**Given task**. The exercise asks for every line of the data to be reproduced exactly.

**Data extract**.
..........
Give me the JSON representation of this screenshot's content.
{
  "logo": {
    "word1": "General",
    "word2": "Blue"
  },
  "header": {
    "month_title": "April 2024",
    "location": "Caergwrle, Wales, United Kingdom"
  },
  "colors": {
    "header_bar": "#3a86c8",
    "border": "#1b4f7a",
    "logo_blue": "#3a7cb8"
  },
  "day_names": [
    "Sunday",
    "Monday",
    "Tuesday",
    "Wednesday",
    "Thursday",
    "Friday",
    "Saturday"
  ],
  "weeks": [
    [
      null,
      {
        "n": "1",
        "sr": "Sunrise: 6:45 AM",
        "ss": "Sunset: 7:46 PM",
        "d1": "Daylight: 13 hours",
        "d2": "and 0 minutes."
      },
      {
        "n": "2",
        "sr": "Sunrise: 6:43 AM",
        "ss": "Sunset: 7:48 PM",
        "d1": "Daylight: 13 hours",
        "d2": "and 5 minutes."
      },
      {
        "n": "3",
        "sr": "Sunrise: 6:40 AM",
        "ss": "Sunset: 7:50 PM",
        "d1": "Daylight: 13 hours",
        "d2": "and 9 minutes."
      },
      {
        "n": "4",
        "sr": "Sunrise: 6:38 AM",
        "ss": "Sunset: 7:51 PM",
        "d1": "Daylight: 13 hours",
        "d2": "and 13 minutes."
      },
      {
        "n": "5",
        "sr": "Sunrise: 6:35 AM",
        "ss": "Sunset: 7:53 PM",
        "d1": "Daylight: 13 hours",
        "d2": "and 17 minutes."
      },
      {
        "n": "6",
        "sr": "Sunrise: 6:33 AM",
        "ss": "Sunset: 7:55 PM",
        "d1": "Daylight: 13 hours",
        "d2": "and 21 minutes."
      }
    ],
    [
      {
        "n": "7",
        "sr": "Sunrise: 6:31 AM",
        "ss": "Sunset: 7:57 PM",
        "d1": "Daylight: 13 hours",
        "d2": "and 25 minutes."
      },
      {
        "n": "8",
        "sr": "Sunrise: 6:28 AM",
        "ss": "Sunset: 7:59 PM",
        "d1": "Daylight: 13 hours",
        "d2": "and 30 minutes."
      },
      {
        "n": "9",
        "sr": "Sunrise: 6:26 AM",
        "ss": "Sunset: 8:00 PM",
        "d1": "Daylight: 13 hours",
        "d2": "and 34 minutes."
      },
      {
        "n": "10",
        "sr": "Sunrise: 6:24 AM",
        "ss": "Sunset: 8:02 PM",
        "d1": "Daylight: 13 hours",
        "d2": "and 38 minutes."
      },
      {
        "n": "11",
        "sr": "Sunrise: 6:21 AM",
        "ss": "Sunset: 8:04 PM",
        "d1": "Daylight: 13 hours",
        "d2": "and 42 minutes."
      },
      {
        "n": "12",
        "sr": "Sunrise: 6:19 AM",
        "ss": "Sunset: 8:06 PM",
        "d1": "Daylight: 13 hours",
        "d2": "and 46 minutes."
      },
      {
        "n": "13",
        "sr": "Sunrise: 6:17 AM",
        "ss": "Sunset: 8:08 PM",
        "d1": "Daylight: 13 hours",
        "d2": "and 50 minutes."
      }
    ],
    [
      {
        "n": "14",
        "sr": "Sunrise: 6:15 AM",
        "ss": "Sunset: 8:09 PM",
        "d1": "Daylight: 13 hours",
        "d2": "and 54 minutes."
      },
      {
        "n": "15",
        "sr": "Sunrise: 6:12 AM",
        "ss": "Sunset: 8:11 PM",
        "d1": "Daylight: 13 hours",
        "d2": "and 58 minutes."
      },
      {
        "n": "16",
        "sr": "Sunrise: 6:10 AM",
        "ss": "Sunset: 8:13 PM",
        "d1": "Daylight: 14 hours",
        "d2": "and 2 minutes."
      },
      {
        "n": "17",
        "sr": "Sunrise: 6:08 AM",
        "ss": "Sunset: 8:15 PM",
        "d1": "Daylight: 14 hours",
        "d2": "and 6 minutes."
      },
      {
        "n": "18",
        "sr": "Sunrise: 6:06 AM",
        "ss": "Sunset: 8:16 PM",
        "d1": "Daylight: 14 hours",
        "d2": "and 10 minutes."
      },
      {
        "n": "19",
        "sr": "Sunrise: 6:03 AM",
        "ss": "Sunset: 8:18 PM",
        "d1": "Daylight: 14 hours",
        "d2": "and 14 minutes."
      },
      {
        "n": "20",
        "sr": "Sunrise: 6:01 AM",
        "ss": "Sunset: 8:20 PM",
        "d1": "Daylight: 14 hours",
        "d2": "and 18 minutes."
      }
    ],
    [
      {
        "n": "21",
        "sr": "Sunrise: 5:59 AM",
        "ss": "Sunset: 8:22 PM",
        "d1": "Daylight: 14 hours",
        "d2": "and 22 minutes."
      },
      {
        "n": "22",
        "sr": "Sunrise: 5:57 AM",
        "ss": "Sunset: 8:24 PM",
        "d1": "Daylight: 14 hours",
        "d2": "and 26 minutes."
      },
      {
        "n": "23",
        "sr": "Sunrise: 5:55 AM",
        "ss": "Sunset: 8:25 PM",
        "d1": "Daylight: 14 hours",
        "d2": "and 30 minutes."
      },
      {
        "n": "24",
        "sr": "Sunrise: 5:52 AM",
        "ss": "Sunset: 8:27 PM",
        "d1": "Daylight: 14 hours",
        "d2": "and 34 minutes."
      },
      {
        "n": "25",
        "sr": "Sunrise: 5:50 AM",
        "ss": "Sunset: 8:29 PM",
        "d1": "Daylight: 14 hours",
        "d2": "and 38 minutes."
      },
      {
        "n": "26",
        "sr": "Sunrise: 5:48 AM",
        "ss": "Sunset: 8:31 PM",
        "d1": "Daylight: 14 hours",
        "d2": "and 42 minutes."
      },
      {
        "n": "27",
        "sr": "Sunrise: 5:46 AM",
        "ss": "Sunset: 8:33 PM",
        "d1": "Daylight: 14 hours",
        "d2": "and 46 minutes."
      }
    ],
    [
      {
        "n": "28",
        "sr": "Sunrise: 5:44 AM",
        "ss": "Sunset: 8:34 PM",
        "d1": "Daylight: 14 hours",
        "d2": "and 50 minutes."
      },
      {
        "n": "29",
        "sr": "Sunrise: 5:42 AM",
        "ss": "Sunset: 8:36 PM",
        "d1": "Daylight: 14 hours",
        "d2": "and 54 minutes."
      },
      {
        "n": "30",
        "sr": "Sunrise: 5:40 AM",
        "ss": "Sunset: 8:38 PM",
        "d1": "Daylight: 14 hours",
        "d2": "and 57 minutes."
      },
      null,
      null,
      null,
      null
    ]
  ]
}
..........
**Result for this exercise**.
Give me the JSON representation of this screenshot's content.
{
  "logo": {
    "word1": "General",
    "word2": "Blue"
  },
  "header": {
    "month_title": "April 2024",
    "location": "Caergwrle, Wales, United Kingdom"
  },
  "colors": {
    "header_bar": "#3a86c8",
    "border": "#1b4f7a",
    "logo_blue": "#3a7cb8"
  },
  "day_names": [
    "Sunday",
    "Monday",
    "Tuesday",
    "Wednesday",
    "Thursday",
    "Friday",
    "Saturday"
  ],
  "weeks": [
    [
      null,
      {
        "n": "1",
        "sr": "Sunrise: 6:45 AM",
        "ss": "Sunset: 7:46 PM",
        "d1": "Daylight: 13 hours",
        "d2": "and 0 minutes."
      },
      {
        "n": "2",
        "sr": "Sunrise: 6:43 AM",
        "ss": "Sunset: 7:48 PM",
        "d1": "Daylight: 13 hours",
        "d2": "and 5 minutes."
      },
      {
        "n": "3",
        "sr": "Sunrise: 6:40 AM",
        "ss": "Sunset: 7:50 PM",
        "d1": "Daylight: 13 hours",
        "d2": "and 9 minutes."
      },
      {
        "n": "4",
        "sr": "Sunrise: 6:38 AM",
        "ss": "Sunset: 7:51 PM",
        "d1": "Daylight: 13 hours",
        "d2": "and 13 minutes."
      },
      {
        "n": "5",
        "sr": "Sunrise: 6:35 AM",
        "ss": "Sunset: 7:53 PM",
        "d1": "Daylight: 13 hours",
        "d2": "and 17 minutes."
      },
      {
        "n": "6",
        "sr": "Sunrise: 6:33 AM",
        "ss": "Sunset: 7:55 PM",
        "d1": "Daylight: 13 hours",
        "d2": "and 21 minutes."
      }
    ],
    [
      {
        "n": "7",
        "sr": "Sunrise: 6:31 AM",
        "ss": "Sunset: 7:57 PM",
        "d1": "Daylight: 13 hours",
        "d2": "and 25 minutes."
      },
      {
        "n": "8",
        "sr": "Sunrise: 6:28 AM",
        "ss": "Sunset: 7:59 PM",
        "d1": "Daylight: 13 hours",
        "d2": "and 30 minutes."
      },
      {
        "n": "9",
        "sr": "Sunrise: 6:26 AM",
        "ss": "Sunset: 8:00 PM",
        "d1": "Daylight: 13 hours",
        "d2": "and 34 minutes."
      },
      {
        "n": "10",
        "sr": "Sunrise: 6:24 AM",
        "ss": "Sunset: 8:02 PM",
        "d1": "Daylight: 13 hours",
        "d2": "and 38 minutes."
      },
      {
        "n": "11",
        "sr": "Sunrise: 6:21 AM",
        "ss": "Sunset: 8:04 PM",
        "d1": "Daylight: 13 hours",
        "d2": "and 42 minutes."
      },
      {
        "n": "12",
        "sr": "Sunrise: 6:19 AM",
        "ss": "Sunset: 8:06 PM",
        "d1": "Daylight: 13 hours",
        "d2": "and 46 minutes."
      },
      {
        "n": "13",
        "sr": "Sunrise: 6:17 AM",
        "ss": "Sunset: 8:08 PM",
        "d1": "Daylight: 13 hours",
        "d2": "and 50 minutes."
      }
    ],
    [
      {
        "n": "14",
        "sr": "Sunrise: 6:15 AM",
        "ss": "Sunset: 8:09 PM",
        "d1": "Daylight: 13 hours",
        "d2": "and 54 minutes."
      },
      {
        "n": "15",
        "sr": "Sunrise: 6:12 AM",
        "ss": "Sunset: 8:11 PM",
        "d1": "Daylight: 13 hours",
        "d2": "and 58 minutes."
      },
      {
        "n": "16",
        "sr": "Sunrise: 6:10 AM",
        "ss": "Sunset: 8:13 PM",
        "d1": "Daylight: 14 hours",
        "d2": "and 2 minutes."
      },
      {
        "n": "17",
        "sr": "Sunrise: 6:08 AM",
        "ss": "Sunset: 8:15 PM",
        "d1": "Daylight: 14 hours",
        "d2": "and 6 minutes."
      },
      {
        "n": "18",
        "sr": "Sunrise: 6:06 AM",
        "ss": "Sunset: 8:16 PM",
        "d1": "Daylight: 14 hours",
        "d2": "and 10 minutes."
      },
      {
        "n": "19",
        "sr": "Sunrise: 6:03 AM",
        "ss": "Sunset: 8:18 PM",
        "d1": "Daylight: 14 hours",
        "d2": "and 14 minutes."
      },
      {
        "n": "20",
        "sr": "Sunrise: 6:01 AM",
        "ss": "Sunset: 8:20 PM",
        "d1": "Daylight: 14 hours",
        "d2": "and 18 minutes."
      }
    ],
    [
      {
        "n": "21",
        "sr": "Sunrise: 5:59 AM",
        "ss": "Sunset: 8:22 PM",
        "d1": "Daylight: 14 hours",
        "d2": "and 22 minutes."
      },
      {
        "n": "22",
        "sr": "Sunrise: 5:57 AM",
        "ss": "Sunset: 8:24 PM",
        "d1": "Daylight: 14 hours",
        "d2": "and 26 minutes."
      },
      {
        "n": "23",
        "sr": "Sunrise: 5:55 AM",
        "ss": "Sunset: 8:25 PM",
        "d1": "Daylight: 14 hours",
        "d2": "and 30 minutes."
      },
      {
        "n": "24",
        "sr": "Sunrise: 5:52 AM",
        "ss": "Sunset: 8:27 PM",
        "d1": "Daylight: 14 hours",
        "d2": "and 34 minutes."
      },
      {
        "n": "25",
        "sr": "Sunrise: 5:50 AM",
        "ss": "Sunset: 8:29 PM",
        "d1": "Daylight: 14 hours",
        "d2": "and 38 minutes."
      },
      {
        "n": "26",
        "sr": "Sunrise: 5:48 AM",
        "ss": "Sunset: 8:31 PM",
        "d1": "Daylight: 14 hours",
        "d2": "and 42 minutes."
      },
      {
        "n": "27",
        "sr": "Sunrise: 5:46 AM",
        "ss": "Sunset: 8:33 PM",
        "d1": "Daylight: 14 hours",
        "d2": "and 46 minutes."
      }
    ],
    [
      {
        "n": "28",
        "sr": "Sunrise: 5:44 AM",
        "ss": "Sunset: 8:34 PM",
        "d1": "Daylight: 14 hours",
        "d2": "and 50 minutes."
      },
      {
        "n": "29",
        "sr": "Sunrise: 5:42 AM",
        "ss": "Sunset: 8:36 PM",
        "d1": "Daylight: 14 hours",
        "d2": "and 54 minutes."
      },
      {
        "n": "30",
        "sr": "Sunrise: 5:40 AM",
        "ss": "Sunset: 8:38 PM",
        "d1": "Daylight: 14 hours",
        "d2": "and 57 minutes."
      },
      null,
      null,
      null,
      null
    ]
  ]
}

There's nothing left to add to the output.